- [Written exercise]:
Of the lines in this listing, how many contain the word "LoginInitial"? Give the number and nothing else.

## Begin Given records

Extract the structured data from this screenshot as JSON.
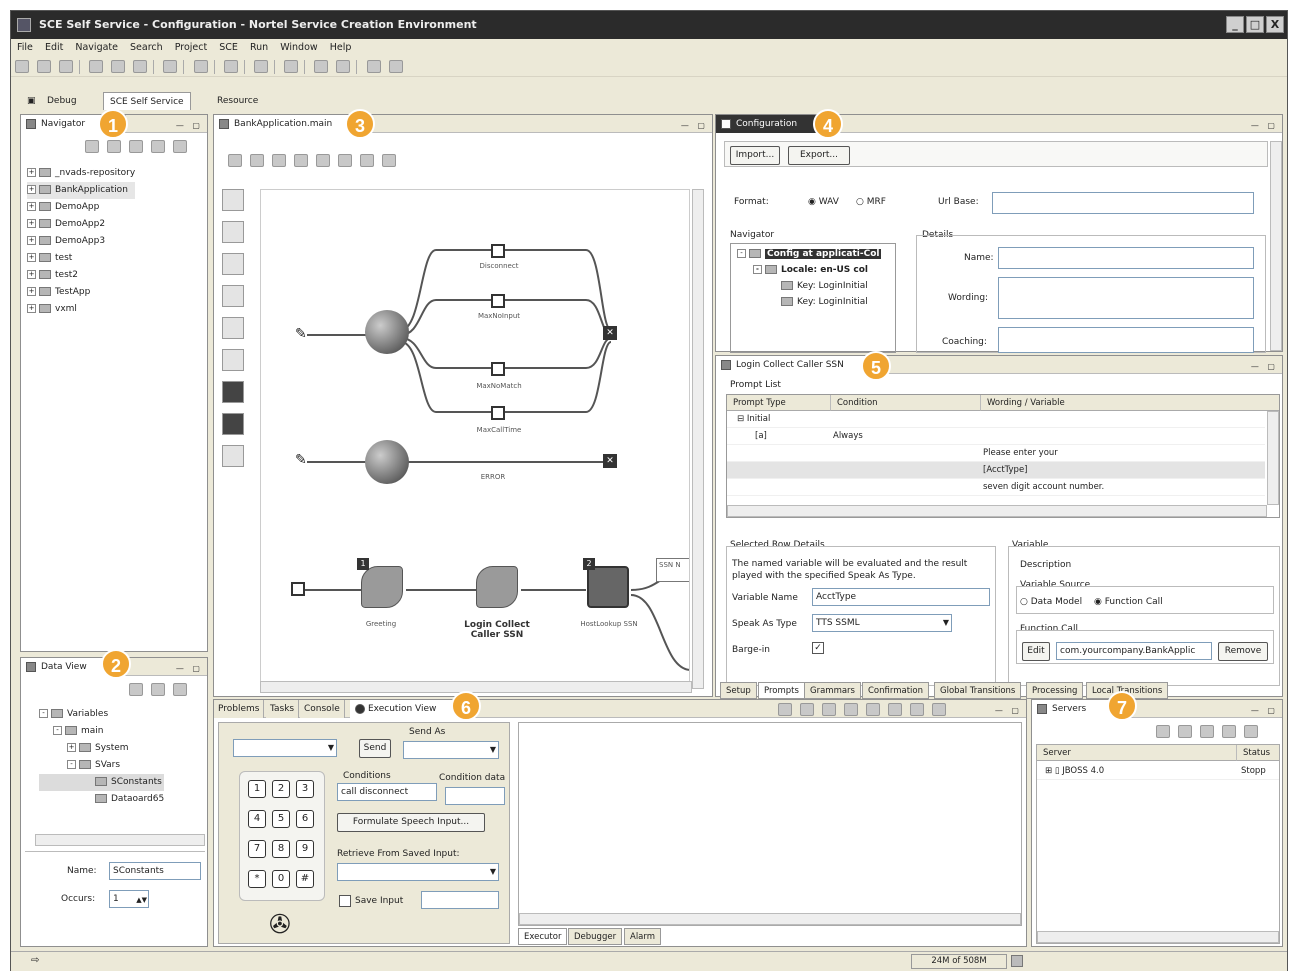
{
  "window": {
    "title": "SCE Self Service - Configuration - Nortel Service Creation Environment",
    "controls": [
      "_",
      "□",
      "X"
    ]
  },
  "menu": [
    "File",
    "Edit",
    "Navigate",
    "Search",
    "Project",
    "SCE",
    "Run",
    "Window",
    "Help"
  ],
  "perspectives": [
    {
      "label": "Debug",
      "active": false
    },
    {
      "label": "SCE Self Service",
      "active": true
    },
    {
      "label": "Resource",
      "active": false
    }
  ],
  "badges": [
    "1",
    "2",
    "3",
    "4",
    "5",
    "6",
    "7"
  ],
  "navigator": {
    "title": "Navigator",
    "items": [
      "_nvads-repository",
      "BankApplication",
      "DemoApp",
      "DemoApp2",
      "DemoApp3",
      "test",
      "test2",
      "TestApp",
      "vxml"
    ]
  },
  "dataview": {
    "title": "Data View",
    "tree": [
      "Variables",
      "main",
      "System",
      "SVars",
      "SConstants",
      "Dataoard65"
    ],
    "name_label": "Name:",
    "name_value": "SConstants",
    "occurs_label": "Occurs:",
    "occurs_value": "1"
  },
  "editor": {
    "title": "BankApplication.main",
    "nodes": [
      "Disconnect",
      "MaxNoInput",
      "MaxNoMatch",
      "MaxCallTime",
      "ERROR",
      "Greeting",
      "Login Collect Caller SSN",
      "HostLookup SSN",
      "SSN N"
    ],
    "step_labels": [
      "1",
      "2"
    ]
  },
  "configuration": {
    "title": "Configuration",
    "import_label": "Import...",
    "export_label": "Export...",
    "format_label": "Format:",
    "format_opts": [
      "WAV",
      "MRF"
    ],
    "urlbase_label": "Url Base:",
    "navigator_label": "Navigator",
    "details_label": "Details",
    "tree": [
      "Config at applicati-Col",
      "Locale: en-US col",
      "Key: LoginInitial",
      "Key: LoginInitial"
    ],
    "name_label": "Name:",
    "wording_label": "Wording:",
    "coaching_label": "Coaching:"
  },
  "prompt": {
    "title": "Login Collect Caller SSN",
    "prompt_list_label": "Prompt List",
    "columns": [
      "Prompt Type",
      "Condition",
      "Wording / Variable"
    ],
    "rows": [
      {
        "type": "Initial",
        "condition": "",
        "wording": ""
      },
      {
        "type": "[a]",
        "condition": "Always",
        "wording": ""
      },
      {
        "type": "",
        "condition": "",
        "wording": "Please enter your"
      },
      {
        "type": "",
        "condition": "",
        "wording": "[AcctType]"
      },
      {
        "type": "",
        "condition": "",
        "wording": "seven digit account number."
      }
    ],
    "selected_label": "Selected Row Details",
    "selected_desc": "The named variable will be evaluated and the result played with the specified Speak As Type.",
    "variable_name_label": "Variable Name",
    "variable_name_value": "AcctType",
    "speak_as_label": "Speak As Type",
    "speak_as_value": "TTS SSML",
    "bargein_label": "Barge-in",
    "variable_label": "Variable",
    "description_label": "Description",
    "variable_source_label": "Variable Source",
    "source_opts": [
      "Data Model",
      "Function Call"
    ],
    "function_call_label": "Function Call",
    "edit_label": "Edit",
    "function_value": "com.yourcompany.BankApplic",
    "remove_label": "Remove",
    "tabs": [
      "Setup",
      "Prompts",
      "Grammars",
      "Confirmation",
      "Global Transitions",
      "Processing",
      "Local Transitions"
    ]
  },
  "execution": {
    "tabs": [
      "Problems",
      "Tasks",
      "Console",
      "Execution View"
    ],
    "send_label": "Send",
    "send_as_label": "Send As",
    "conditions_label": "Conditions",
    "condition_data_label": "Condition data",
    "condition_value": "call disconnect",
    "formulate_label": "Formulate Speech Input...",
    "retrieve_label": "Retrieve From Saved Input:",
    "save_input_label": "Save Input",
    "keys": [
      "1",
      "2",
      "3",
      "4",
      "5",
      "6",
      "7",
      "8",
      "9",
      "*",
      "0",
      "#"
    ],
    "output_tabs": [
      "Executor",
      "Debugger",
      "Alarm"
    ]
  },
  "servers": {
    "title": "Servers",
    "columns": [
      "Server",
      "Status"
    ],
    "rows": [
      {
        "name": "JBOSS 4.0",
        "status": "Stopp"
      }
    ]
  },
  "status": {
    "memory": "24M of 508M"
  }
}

## End Given records
## Begin Given records

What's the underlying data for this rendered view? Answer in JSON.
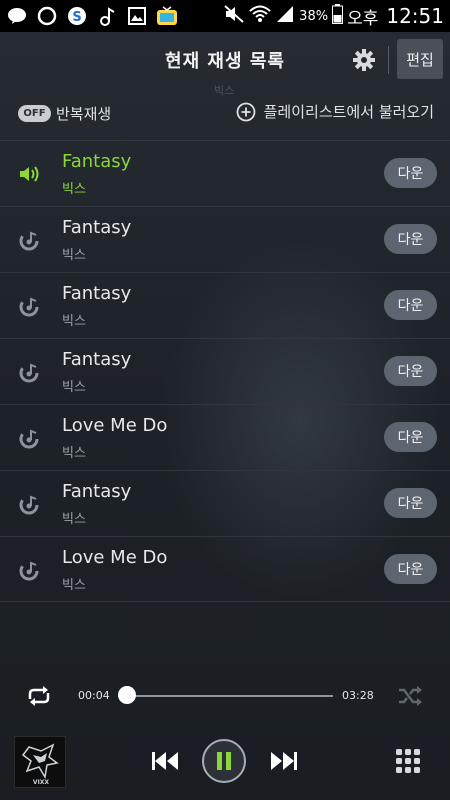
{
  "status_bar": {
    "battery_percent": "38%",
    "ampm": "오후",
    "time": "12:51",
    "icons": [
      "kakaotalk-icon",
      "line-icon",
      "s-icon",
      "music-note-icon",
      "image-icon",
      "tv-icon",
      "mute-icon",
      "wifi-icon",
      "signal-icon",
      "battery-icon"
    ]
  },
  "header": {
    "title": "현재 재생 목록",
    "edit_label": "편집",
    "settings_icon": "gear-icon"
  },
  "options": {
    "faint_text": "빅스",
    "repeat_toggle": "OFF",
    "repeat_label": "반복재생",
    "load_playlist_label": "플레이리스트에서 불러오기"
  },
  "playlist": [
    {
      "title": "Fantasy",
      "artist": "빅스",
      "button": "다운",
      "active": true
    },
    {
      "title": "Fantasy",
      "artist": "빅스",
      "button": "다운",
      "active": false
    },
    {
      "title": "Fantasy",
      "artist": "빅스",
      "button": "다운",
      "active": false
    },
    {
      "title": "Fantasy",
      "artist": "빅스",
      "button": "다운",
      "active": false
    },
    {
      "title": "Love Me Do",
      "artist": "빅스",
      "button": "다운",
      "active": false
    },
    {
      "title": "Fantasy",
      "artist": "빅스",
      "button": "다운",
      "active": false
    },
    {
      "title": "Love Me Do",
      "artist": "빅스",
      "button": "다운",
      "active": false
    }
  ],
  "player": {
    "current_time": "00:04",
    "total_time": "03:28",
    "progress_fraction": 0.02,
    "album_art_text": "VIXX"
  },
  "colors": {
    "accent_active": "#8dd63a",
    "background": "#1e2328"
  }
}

## End Given records

- [Full output]:
2